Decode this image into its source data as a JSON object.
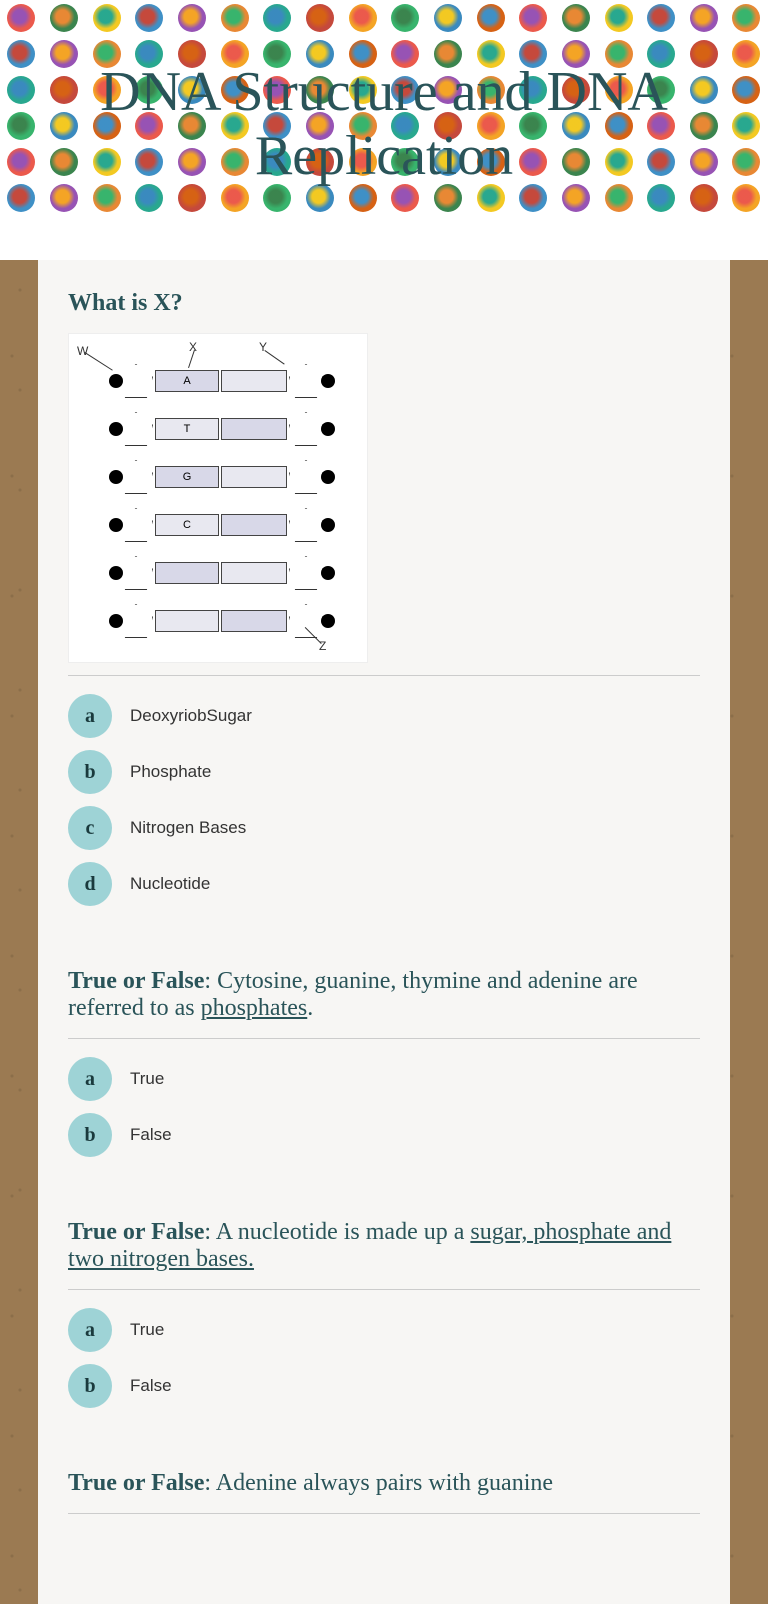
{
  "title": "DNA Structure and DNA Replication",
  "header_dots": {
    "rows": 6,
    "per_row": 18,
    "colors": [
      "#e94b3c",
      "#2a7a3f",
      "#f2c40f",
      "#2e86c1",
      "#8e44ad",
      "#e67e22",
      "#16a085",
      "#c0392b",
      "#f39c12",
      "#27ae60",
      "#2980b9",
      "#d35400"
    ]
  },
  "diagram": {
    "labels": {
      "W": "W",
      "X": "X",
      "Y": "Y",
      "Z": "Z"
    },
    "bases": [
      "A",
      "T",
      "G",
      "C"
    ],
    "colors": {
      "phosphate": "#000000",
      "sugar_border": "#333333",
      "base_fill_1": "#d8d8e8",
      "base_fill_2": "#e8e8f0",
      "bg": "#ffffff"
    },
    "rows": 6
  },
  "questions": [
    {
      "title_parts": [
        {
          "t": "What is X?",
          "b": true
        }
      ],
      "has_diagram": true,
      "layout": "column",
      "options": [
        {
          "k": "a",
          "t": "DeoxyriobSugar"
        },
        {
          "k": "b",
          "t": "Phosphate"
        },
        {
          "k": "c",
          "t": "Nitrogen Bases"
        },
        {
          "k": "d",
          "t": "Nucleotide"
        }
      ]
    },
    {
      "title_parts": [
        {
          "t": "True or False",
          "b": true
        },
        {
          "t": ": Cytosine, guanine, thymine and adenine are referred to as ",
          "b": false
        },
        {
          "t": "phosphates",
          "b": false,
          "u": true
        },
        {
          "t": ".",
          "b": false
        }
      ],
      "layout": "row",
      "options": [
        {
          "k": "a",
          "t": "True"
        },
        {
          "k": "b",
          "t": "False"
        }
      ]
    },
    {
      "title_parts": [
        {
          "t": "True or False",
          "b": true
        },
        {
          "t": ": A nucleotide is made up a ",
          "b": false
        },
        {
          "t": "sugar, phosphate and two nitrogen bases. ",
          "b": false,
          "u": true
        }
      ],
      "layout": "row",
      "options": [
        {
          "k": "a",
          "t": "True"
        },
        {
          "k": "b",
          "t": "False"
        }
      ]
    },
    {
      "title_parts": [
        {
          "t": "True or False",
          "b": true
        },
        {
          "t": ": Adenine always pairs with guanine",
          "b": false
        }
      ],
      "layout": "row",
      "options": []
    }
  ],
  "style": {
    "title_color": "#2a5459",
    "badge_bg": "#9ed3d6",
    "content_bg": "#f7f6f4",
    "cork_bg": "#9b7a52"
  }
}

——

## Exercise aim
Quote everything in the listing above exactly; pictures are the only thing to omit.

## Written solution
Decode this image into its source data as a JSON object.
{
  "title": "DNA Structure and DNA Replication",
  "header_dots": {
    "rows": 6,
    "per_row": 18,
    "colors": [
      "#e94b3c",
      "#2a7a3f",
      "#f2c40f",
      "#2e86c1",
      "#8e44ad",
      "#e67e22",
      "#16a085",
      "#c0392b",
      "#f39c12",
      "#27ae60",
      "#2980b9",
      "#d35400"
    ]
  },
  "diagram": {
    "labels": {
      "W": "W",
      "X": "X",
      "Y": "Y",
      "Z": "Z"
    },
    "bases": [
      "A",
      "T",
      "G",
      "C"
    ],
    "colors": {
      "phosphate": "#000000",
      "sugar_border": "#333333",
      "base_fill_1": "#d8d8e8",
      "base_fill_2": "#e8e8f0",
      "bg": "#ffffff"
    },
    "rows": 6
  },
  "questions": [
    {
      "title_parts": [
        {
          "t": "What is X?",
          "b": true
        }
      ],
      "has_diagram": true,
      "layout": "column",
      "options": [
        {
          "k": "a",
          "t": "DeoxyriobSugar"
        },
        {
          "k": "b",
          "t": "Phosphate"
        },
        {
          "k": "c",
          "t": "Nitrogen Bases"
        },
        {
          "k": "d",
          "t": "Nucleotide"
        }
      ]
    },
    {
      "title_parts": [
        {
          "t": "True or False",
          "b": true
        },
        {
          "t": ": Cytosine, guanine, thymine and adenine are referred to as ",
          "b": false
        },
        {
          "t": "phosphates",
          "b": false,
          "u": true
        },
        {
          "t": ".",
          "b": false
        }
      ],
      "layout": "row",
      "options": [
        {
          "k": "a",
          "t": "True"
        },
        {
          "k": "b",
          "t": "False"
        }
      ]
    },
    {
      "title_parts": [
        {
          "t": "True or False",
          "b": true
        },
        {
          "t": ": A nucleotide is made up a ",
          "b": false
        },
        {
          "t": "sugar, phosphate and two nitrogen bases. ",
          "b": false,
          "u": true
        }
      ],
      "layout": "row",
      "options": [
        {
          "k": "a",
          "t": "True"
        },
        {
          "k": "b",
          "t": "False"
        }
      ]
    },
    {
      "title_parts": [
        {
          "t": "True or False",
          "b": true
        },
        {
          "t": ": Adenine always pairs with guanine",
          "b": false
        }
      ],
      "layout": "row",
      "options": []
    }
  ],
  "style": {
    "title_color": "#2a5459",
    "badge_bg": "#9ed3d6",
    "content_bg": "#f7f6f4",
    "cork_bg": "#9b7a52"
  }
}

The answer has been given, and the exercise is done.